**Data entries**
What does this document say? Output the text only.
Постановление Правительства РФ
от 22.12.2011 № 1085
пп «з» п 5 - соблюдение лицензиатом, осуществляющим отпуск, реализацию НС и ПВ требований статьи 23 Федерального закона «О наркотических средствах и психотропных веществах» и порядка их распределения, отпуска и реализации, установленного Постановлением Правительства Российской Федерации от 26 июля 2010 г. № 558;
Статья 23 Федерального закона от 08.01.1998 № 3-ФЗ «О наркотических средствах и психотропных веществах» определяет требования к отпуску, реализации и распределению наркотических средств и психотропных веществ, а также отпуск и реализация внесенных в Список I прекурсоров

**What is asked**
Give back all the records exactly as they stand.

**In response**
What does this document say? Output the text only.
Постановление Правительства РФ
от 22.12.2011 № 1085
пп «з» п 5 - соблюдение лицензиатом, осуществляющим отпуск, реализацию НС и ПВ требований статьи 23 Федерального закона «О наркотических средствах и психотропных веществах» и порядка их распределения, отпуска и реализации, установленного Постановлением Правительства Российской Федерации от 26 июля 2010 г. № 558;
Статья 23 Федерального закона от 08.01.1998 № 3-ФЗ «О наркотических средствах и психотропных веществах» определяет требования к отпуску, реализации и распределению наркотических средств и психотропных веществ, а также отпуск и реализация внесенных в Список I прекурсоров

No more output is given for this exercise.